## Start PROVIDED MATERIAL

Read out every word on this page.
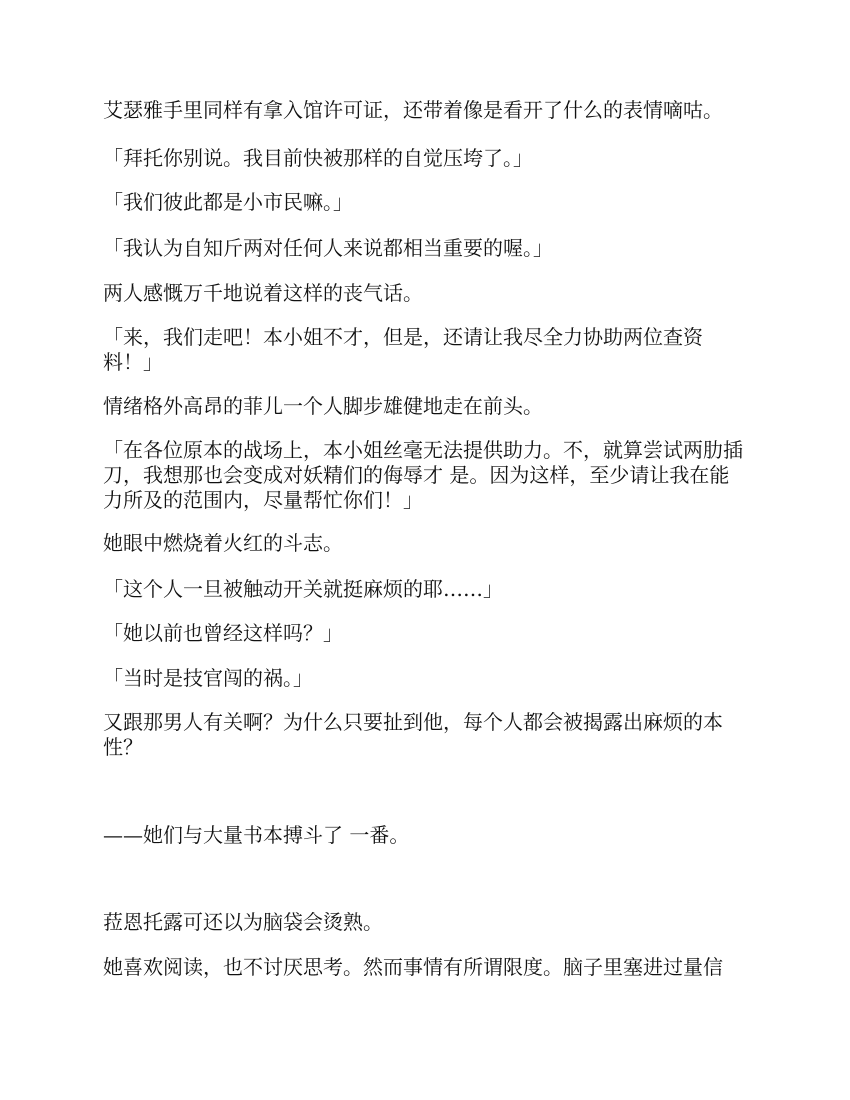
艾瑟雅手里同样有拿入馆许可证，还带着像是看开了什么的表情嘀咕。

「拜托你别说。我目前快被那样的自觉压垮了。」

「我们彼此都是小市民嘛。」

「我认为自知斤两对任何人来说都相当重要的喔。」

两人感慨万千地说着这样的丧气话。

「来，我们走吧！本小姐不才，但是，还请让我尽全力协助两位查资料！」

情绪格外高昂的菲儿一个人脚步雄健地走在前头。

「在各位原本的战场上，本小姐丝毫无法提供助力。不，就算尝试两肋插刀，我想那也会变成对妖精们的侮辱才 是。因为这样，至少请让我在能力所及的范围内，尽量帮忙你们！」

她眼中燃烧着火红的斗志。

「这个人一旦被触动开关就挺麻烦的耶……」

「她以前也曾经这样吗？」

「当时是技官闯的祸。」

又跟那男人有关啊？为什么只要扯到他，每个人都会被揭露出麻烦的本性？

——她们与大量书本搏斗了 一番。

菈恩托露可还以为脑袋会烫熟。

她喜欢阅读，也不讨厌思考。然而事情有所谓限度。脑子里塞进过量信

## End PROVIDED MATERIAL

(YOUR TASK) Using the records above, retype everything exactly except the pictures.

(RESPONSE)
Read out every word on this page.
艾瑟雅手里同样有拿入馆许可证，还带着像是看开了什么的表情嘀咕。

「拜托你别说。我目前快被那样的自觉压垮了。」

「我们彼此都是小市民嘛。」

「我认为自知斤两对任何人来说都相当重要的喔。」

两人感慨万千地说着这样的丧气话。

「来，我们走吧！本小姐不才，但是，还请让我尽全力协助两位查资料！」

情绪格外高昂的菲儿一个人脚步雄健地走在前头。

「在各位原本的战场上，本小姐丝毫无法提供助力。不，就算尝试两肋插刀，我想那也会变成对妖精们的侮辱才 是。因为这样，至少请让我在能力所及的范围内，尽量帮忙你们！」

她眼中燃烧着火红的斗志。

「这个人一旦被触动开关就挺麻烦的耶……」

「她以前也曾经这样吗？」

「当时是技官闯的祸。」

又跟那男人有关啊？为什么只要扯到他，每个人都会被揭露出麻烦的本性？

——她们与大量书本搏斗了 一番。

菈恩托露可还以为脑袋会烫熟。

她喜欢阅读，也不讨厌思考。然而事情有所谓限度。脑子里塞进过量信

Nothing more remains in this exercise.